▸ **Records from a collection**
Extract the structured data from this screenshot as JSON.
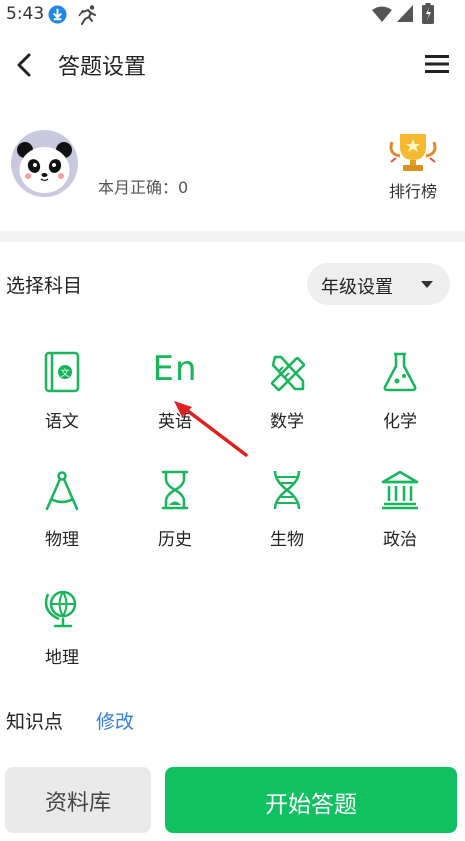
{
  "status_bar": {
    "time": "5:43"
  },
  "app_bar": {
    "title": "答题设置"
  },
  "profile": {
    "monthly_correct": "本月正确：0",
    "leaderboard_label": "排行榜"
  },
  "subjects_section": {
    "title": "选择科目",
    "grade_button": "年级设置",
    "subjects": [
      {
        "label": "语文",
        "icon": "book-icon"
      },
      {
        "label": "英语",
        "icon": "english-icon",
        "icon_text": "En"
      },
      {
        "label": "数学",
        "icon": "ruler-pencil-icon"
      },
      {
        "label": "化学",
        "icon": "flask-icon"
      },
      {
        "label": "物理",
        "icon": "compass-icon"
      },
      {
        "label": "历史",
        "icon": "hourglass-icon"
      },
      {
        "label": "生物",
        "icon": "dna-icon"
      },
      {
        "label": "政治",
        "icon": "government-building-icon"
      },
      {
        "label": "地理",
        "icon": "globe-icon"
      }
    ]
  },
  "knowledge": {
    "label": "知识点",
    "modify": "修改"
  },
  "bottom": {
    "library": "资料库",
    "start": "开始答题"
  },
  "colors": {
    "accent_green": "#0fc160",
    "icon_green": "#18b55a",
    "link_blue": "#2f7ee0",
    "annotation_red": "#e02020"
  }
}
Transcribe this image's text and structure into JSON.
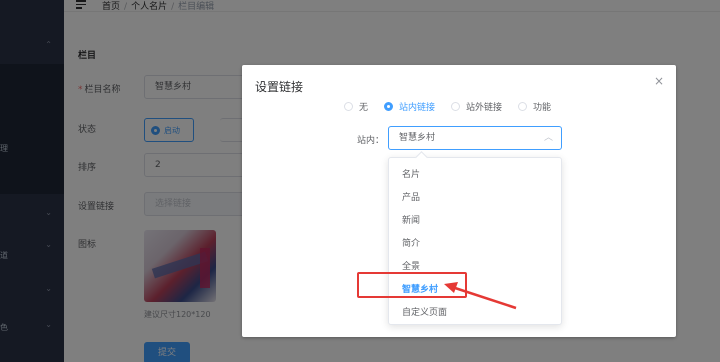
{
  "breadcrumb": {
    "home": "首页",
    "level1": "个人名片",
    "current": "栏目编辑"
  },
  "form": {
    "section_title": "栏目",
    "name_label": "栏目名称",
    "name_value": "智慧乡村",
    "status_label": "状态",
    "status_option_on": "启动",
    "order_label": "排序",
    "order_value": "2",
    "link_label": "设置链接",
    "link_placeholder": "选择链接",
    "icon_label": "图标",
    "icon_tip": "建议尺寸120*120",
    "submit_label": "提交"
  },
  "sidebar": {
    "frag1": "理",
    "frag2": "道",
    "frag3": "色"
  },
  "dialog": {
    "title": "设置链接",
    "close_glyph": "×",
    "link_types": [
      "无",
      "站内链接",
      "站外链接",
      "功能"
    ],
    "selected_type": "站内链接",
    "field_label": "站内：",
    "select_value": "智慧乡村",
    "options": [
      "名片",
      "产品",
      "新闻",
      "简介",
      "全景",
      "智慧乡村",
      "自定义页面"
    ],
    "selected_option": "智慧乡村"
  },
  "colors": {
    "primary": "#409eff",
    "annotation": "#e53935",
    "sidebar": "#2b3347"
  },
  "icons": [
    "hamburger-icon",
    "close-icon",
    "chevron-up-icon",
    "chevron-down-icon"
  ]
}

▸ **GOAL**
Each line of the material must be retyped exactly, except that images are omitted.

▸ **RESPONSE**
Extract the structured data from this screenshot as JSON.
{
  "status_bar": {
    "time": "5:43"
  },
  "app_bar": {
    "title": "答题设置"
  },
  "profile": {
    "monthly_correct": "本月正确：0",
    "leaderboard_label": "排行榜"
  },
  "subjects_section": {
    "title": "选择科目",
    "grade_button": "年级设置",
    "subjects": [
      {
        "label": "语文",
        "icon": "book-icon"
      },
      {
        "label": "英语",
        "icon": "english-icon",
        "icon_text": "En"
      },
      {
        "label": "数学",
        "icon": "ruler-pencil-icon"
      },
      {
        "label": "化学",
        "icon": "flask-icon"
      },
      {
        "label": "物理",
        "icon": "compass-icon"
      },
      {
        "label": "历史",
        "icon": "hourglass-icon"
      },
      {
        "label": "生物",
        "icon": "dna-icon"
      },
      {
        "label": "政治",
        "icon": "government-building-icon"
      },
      {
        "label": "地理",
        "icon": "globe-icon"
      }
    ]
  },
  "knowledge": {
    "label": "知识点",
    "modify": "修改"
  },
  "bottom": {
    "library": "资料库",
    "start": "开始答题"
  },
  "colors": {
    "accent_green": "#0fc160",
    "icon_green": "#18b55a",
    "link_blue": "#2f7ee0",
    "annotation_red": "#e02020"
  }
}
Transcribe this image's text and structure into JSON.
{
  "breadcrumb": {
    "home": "首页",
    "level1": "个人名片",
    "current": "栏目编辑"
  },
  "form": {
    "section_title": "栏目",
    "name_label": "栏目名称",
    "name_value": "智慧乡村",
    "status_label": "状态",
    "status_option_on": "启动",
    "order_label": "排序",
    "order_value": "2",
    "link_label": "设置链接",
    "link_placeholder": "选择链接",
    "icon_label": "图标",
    "icon_tip": "建议尺寸120*120",
    "submit_label": "提交"
  },
  "sidebar": {
    "frag1": "理",
    "frag2": "道",
    "frag3": "色"
  },
  "dialog": {
    "title": "设置链接",
    "close_glyph": "×",
    "link_types": [
      "无",
      "站内链接",
      "站外链接",
      "功能"
    ],
    "selected_type": "站内链接",
    "field_label": "站内：",
    "select_value": "智慧乡村",
    "options": [
      "名片",
      "产品",
      "新闻",
      "简介",
      "全景",
      "智慧乡村",
      "自定义页面"
    ],
    "selected_option": "智慧乡村"
  },
  "colors": {
    "primary": "#409eff",
    "annotation": "#e53935",
    "sidebar": "#2b3347"
  },
  "icons": [
    "hamburger-icon",
    "close-icon",
    "chevron-up-icon",
    "chevron-down-icon"
  ]
}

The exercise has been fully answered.